**PROBLEM TO WORK ON**. Quote the listing below in its entirety, omitting every image.

[Saved data entries]
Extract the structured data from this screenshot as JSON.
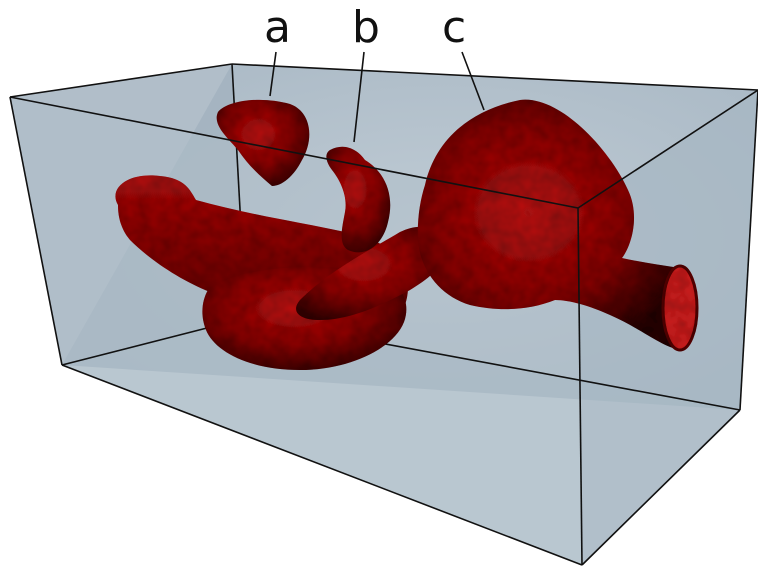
{
  "labels": {
    "a": "a",
    "b": "b",
    "c": "c"
  },
  "colors": {
    "box_face": "#a9b8c4",
    "box_edge": "#111111",
    "vessel_dark": "#3a0404",
    "vessel_mid": "#8e0b0b",
    "vessel_light": "#d21a1a"
  }
}
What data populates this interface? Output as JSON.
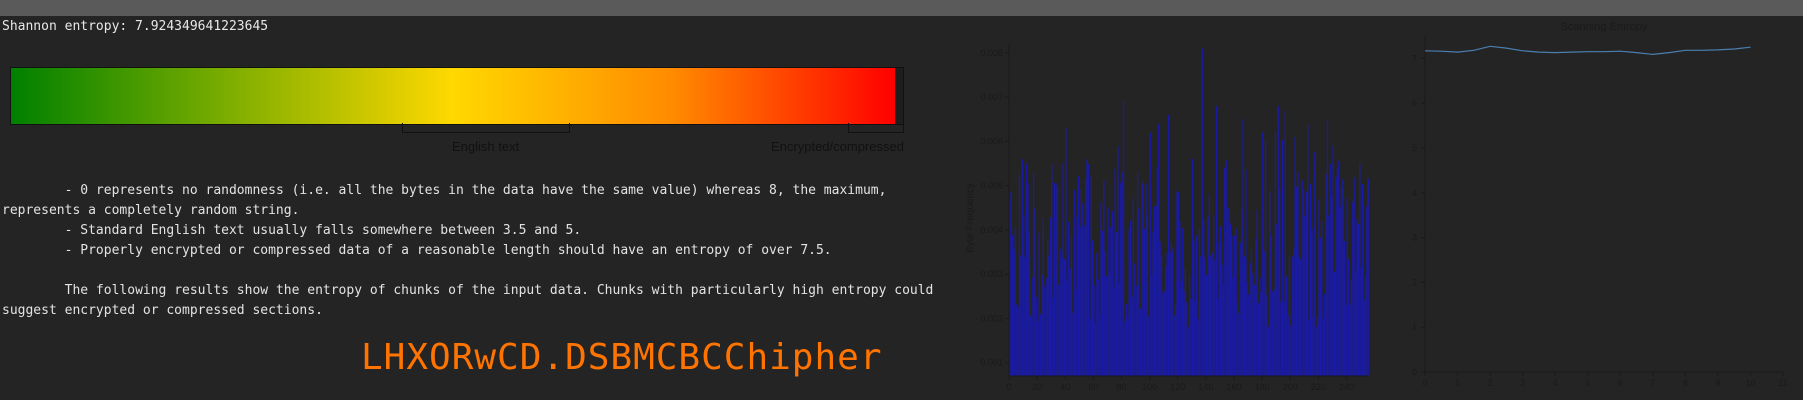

**FULL RESPONSE**.
Extract the structured data from this screenshot as JSON.
{
  "labels": {
    "a": "a",
    "b": "b",
    "c": "c"
  },
  "colors": {
    "box_face": "#a9b8c4",
    "box_edge": "#111111",
    "vessel_dark": "#3a0404",
    "vessel_mid": "#8e0b0b",
    "vessel_light": "#d21a1a"
  }
}
What data populates this interface? Output as JSON.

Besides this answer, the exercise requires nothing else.